**Selected excerpt:**
__________________________________________________

- Born: 21 May 1961 Nyakiju village, Buyanja sub-county, Rukungiri District, Uganda
- Died: 2018 Germany
- Education: Bachelor's degree, Makerere University

= Jolly Twebaze Ngabirano =

Ugandan entrepreneur (1961–2018)

Jolly Twebaze Ngabirano (21 May 1961 - 8 February 2018) was a Ugandan entrepreneur and founder of coffee shops under the name Cafe' PAP.

== Background and education ==
Ngabirano was born in a pastoral family to Gladys and Yeremiah Nyakairima on 21 May 1961 in Nyakiju village, Buyanja sub-county, Rukungiri District, Uganda. She was the eighth born in the family of ten children.

Ngabirano did her primary education at Nyakaina Primary School in Rukungiri District. She attended Maryhill High School for her secondary education and completed her bachelor's degree in 1985 from Makerere university.

She attended a one year course in public relations in Nairobi.

__________________________________________________

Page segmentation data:
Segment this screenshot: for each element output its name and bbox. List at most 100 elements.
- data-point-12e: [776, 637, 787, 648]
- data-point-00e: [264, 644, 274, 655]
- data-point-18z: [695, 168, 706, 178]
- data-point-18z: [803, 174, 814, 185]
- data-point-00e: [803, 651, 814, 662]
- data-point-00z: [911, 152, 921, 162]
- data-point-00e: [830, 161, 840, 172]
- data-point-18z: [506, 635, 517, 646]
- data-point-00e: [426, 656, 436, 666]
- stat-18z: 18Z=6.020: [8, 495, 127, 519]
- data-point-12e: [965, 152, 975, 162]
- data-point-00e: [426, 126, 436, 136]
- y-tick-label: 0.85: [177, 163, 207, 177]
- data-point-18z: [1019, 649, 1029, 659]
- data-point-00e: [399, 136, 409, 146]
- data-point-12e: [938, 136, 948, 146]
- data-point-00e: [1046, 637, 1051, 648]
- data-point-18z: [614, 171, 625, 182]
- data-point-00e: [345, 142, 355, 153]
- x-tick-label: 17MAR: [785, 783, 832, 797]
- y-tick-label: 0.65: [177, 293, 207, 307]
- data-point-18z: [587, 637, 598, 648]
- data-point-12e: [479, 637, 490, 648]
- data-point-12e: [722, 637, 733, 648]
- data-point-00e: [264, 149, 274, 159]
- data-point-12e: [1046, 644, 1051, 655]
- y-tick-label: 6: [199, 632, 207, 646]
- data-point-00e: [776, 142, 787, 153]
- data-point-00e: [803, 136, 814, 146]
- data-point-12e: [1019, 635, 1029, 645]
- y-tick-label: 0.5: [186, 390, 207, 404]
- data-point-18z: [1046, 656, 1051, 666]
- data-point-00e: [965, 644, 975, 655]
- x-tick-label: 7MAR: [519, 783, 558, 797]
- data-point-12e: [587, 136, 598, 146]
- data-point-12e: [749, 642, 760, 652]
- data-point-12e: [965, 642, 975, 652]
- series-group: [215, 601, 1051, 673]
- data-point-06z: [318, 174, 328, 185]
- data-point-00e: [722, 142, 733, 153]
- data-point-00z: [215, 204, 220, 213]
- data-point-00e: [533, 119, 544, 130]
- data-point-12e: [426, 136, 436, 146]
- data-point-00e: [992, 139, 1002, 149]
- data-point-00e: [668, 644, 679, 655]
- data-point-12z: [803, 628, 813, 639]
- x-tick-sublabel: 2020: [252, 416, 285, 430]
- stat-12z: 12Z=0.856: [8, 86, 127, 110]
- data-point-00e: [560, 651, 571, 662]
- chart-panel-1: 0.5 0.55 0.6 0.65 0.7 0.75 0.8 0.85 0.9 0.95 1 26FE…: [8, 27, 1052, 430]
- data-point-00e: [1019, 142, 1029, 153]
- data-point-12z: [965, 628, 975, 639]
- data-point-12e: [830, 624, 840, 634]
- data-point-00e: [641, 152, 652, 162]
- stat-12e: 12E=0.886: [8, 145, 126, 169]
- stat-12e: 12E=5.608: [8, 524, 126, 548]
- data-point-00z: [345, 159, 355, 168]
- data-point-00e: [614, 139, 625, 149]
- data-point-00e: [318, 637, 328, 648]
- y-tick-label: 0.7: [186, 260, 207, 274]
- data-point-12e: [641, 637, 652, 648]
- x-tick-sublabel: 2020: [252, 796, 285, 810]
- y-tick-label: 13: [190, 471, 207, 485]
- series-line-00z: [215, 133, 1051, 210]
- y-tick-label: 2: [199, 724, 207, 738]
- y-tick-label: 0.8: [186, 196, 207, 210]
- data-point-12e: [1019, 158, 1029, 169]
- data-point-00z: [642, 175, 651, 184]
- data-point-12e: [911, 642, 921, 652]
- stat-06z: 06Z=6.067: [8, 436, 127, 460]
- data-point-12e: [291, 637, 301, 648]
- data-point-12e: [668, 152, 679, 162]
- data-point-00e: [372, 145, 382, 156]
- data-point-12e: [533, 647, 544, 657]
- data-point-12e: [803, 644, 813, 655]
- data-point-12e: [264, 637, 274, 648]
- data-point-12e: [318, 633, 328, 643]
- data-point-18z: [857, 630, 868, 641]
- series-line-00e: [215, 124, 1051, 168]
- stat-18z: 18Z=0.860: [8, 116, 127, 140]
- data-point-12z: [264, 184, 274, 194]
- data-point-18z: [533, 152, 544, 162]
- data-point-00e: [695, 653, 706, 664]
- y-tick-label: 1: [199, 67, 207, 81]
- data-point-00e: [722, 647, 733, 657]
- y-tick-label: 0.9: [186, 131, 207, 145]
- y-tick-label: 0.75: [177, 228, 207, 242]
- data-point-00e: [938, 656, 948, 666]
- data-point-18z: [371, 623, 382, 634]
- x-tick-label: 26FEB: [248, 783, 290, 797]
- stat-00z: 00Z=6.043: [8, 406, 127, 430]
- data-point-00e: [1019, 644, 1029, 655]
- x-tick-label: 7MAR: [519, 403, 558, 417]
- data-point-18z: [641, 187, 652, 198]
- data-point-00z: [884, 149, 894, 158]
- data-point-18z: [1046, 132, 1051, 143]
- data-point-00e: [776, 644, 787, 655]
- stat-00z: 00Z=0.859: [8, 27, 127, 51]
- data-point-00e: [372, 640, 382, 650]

__________________________________________________

**Requirement:** Continue the biography of Jolly Twebaze Ngabirano from where it stops.

**Result:**
== Career ==
Ngabirano worked with the Coffee Marketing Board of Uganda Coffee Development Authority in 1987.

She also worked as Principal Revenue Officer at Uganda Revenue Authority where she held this position until 2003.

On 23 April 2004, Ngabirano founded Cafe' PAP at 13B Parliamentary Avenue. Cafe PAP expanded to open two more locations at Garden City shopping mall and Shell Bukoto after 14 years.

== Personal life ==
Ngabirano was married to Henry Ngabirano, the former managing director of Uganda Coffee Development Authority and they married in 1988.

== Death ==
She died in Germany in 2018 after being transferred for pancreatic cancer treatment.